**What is required:** Report every line in the listing below that contains the word "trenches", copying each line in full.

- - -

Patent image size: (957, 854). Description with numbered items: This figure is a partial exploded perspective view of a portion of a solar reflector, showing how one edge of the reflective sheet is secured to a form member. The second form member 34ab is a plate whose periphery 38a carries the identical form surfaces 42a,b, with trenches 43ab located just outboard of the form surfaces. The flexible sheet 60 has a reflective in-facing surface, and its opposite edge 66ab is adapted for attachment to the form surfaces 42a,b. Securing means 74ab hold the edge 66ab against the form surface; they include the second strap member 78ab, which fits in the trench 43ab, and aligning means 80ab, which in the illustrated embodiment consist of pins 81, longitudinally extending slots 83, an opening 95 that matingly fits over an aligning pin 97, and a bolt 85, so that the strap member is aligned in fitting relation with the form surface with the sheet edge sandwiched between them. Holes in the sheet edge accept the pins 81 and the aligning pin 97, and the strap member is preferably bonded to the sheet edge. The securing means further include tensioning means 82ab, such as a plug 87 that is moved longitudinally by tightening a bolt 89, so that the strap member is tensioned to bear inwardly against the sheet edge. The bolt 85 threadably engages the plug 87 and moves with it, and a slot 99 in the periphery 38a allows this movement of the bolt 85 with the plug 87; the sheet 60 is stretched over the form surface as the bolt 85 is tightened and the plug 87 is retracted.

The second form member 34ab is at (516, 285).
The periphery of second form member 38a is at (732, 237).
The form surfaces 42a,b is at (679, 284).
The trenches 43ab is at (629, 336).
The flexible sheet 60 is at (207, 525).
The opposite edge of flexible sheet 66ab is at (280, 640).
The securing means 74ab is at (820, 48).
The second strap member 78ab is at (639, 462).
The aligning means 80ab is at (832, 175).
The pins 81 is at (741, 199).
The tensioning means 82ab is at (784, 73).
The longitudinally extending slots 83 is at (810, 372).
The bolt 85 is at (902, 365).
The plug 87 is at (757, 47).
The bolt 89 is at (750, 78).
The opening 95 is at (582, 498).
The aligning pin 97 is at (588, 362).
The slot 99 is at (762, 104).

- - -

**The reply:**
Patent image size: (957, 854). Description with numbered items: This figure is a partial exploded perspective view of a portion of a solar reflector, showing how one edge of the reflective sheet is secured to a form member. The second form member 34ab is a plate whose periphery 38a carries the identical form surfaces 42a,b, with trenches 43ab located just outboard of the form surfaces. The flexible sheet 60 has a reflective in-facing surface, and its opposite edge 66ab is adapted for attachment to the form surfaces 42a,b. Securing means 74ab hold the edge 66ab against the form surface; they include the second strap member 78ab, which fits in the trench 43ab, and aligning means 80ab, which in the illustrated embodiment consist of pins 81, longitudinally extending slots 83, an opening 95 that matingly fits over an aligning pin 97, and a bolt 85, so that the strap member is aligned in fitting relation with the form surface with the sheet edge sandwiched between them. Holes in the sheet edge accept the pins 81 and the aligning pin 97, and the strap member is preferably bonded to the sheet edge. The securing means further include tensioning means 82ab, such as a plug 87 that is moved longitudinally by tightening a bolt 89, so that the strap member is tensioned to bear inwardly against the sheet edge. The bolt 85 threadably engages the plug 87 and moves with it, and a slot 99 in the periphery 38a allows this movement of the bolt 85 with the plug 87; the sheet 60 is stretched over the form surface as the bolt 85 is tightened and the plug 87 is retracted.
The trenches 43ab is at (629, 336).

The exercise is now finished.